“Halah..orang
Teater itu pasti suka berbohong, hidupnya saja selalu penuh drama, latihan kok
latihan buat apus-apus…”
Begitu
saja seorang teman mendakwakan apa itu teater pada saya tanpa pernah bertanya
apa itu teater dan bagaimana proses teater itu berjalan. Ia mendakwakan bahwa
seorang yang hidup dalam sebuah proses teater adalah seorang yang suka
berbohong karena setiap hari melatih dirinya untuk berperan sebagai orang lain
sebagai bukan dirinya. Tapi, apakah setiap hari kita selalu sama, selalu seperti
diri kita sebelumnya dan selalu stabil pada tiap harinya ?
Saya
niatkan tulisan kali ini adalah sebuah pembelaan dari apa yang telah didakwakan
oleh teman saya kepada saya dan mungkin banyak orang yang tengah menjalani
sebuah proses ber-teater. Dan akan saya mulai dari sebuah pertanyaan-pertanyaan
kepada siapa saja yang telah membaca tulisan ini.
Apakah
kita telah benar-benar paham siapa diri kita masing-masing ? apakah diri kita
dapat terwakilkan dari siapa nama kita? Misal seseorang bernama bejo, apakah
‘bejo’ tersebut sudah dapat mewakili seseorang yang bernama berjo tersebut ?
ataukan sifat kita yang kita fahami, apakah itu akan dapat menjelaskan siapa
diri kita ? bukankan setiap bulan atau bahkan hari sifat kita dapat berubah
menurut kondisi dimana kita saat itu berada dan sedang dalam situasi seperti
apa, pula banyak faktor lain yang akan mempengengaruhi diri kita ? bukankah
seperti itu ? atau bagaimana ?
Jika
hari ini kita adalah seorang pemarah dan besoknya kita berubah menjadi seorang
yang sangat bahagia, bukankan itu adalah sebuah perubuhan peran? Jika hari ini
kita terlihat sangat beruntung dan besok harinya kita menjadi seorang yang
sangat sial, bukankan itu juga adalah sebuah perubahan peran ? Atau jika
didepan A kita memposisikan diri sebagai seorang pemarah karena memang si A
saat itu sangat pantas untuk dimarahi dan saat bertemu B kita menjadi penyayang
karena si B adalah seorang yang pantas untuk di sayang, apakah perubahan
tersebut adalah kebohongan diri? apakah hal tersebut juga adalah sebuah drama
?

☆ ☆ ☆

Ganti "sifat" dengan "watak" di bagian tulisan tentang teater yang dimulai dari kata-kata "ataukan sifat kita" dan berhenti setelah "atau bagaimana ?", lalu tulis lagi bagian itu.

BAHAN YANG DIBERIKAN =
☆ ☆ ☆

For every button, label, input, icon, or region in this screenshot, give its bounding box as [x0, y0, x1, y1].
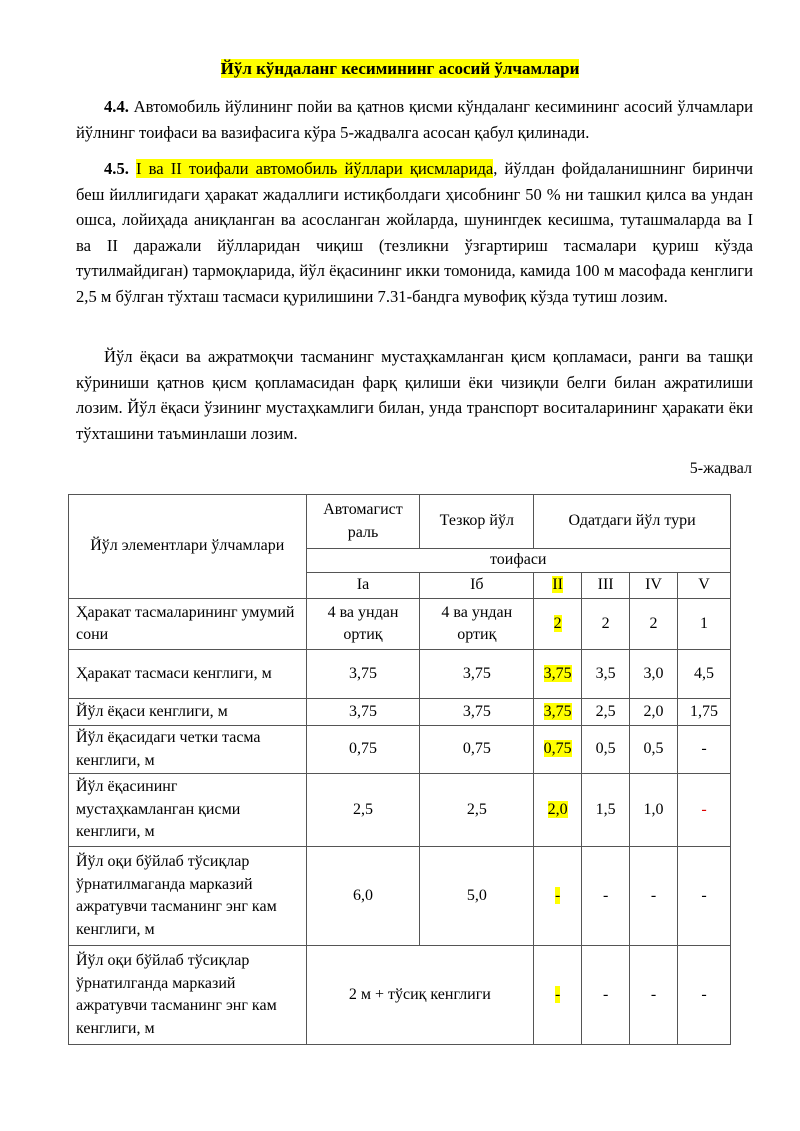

☆ ☆ ☆

JAWABAN =
ataukan watak kita yang kita fahami, apakah itu akan dapat menjelaskan siapa
diri kita ? bukankan setiap bulan atau bahkan hari watak kita dapat berubah
menurut kondisi dimana kita saat itu berada dan sedang dalam situasi seperti
apa, pula banyak faktor lain yang akan mempengengaruhi diri kita ? bukankah
seperti itu ? atau bagaimana ?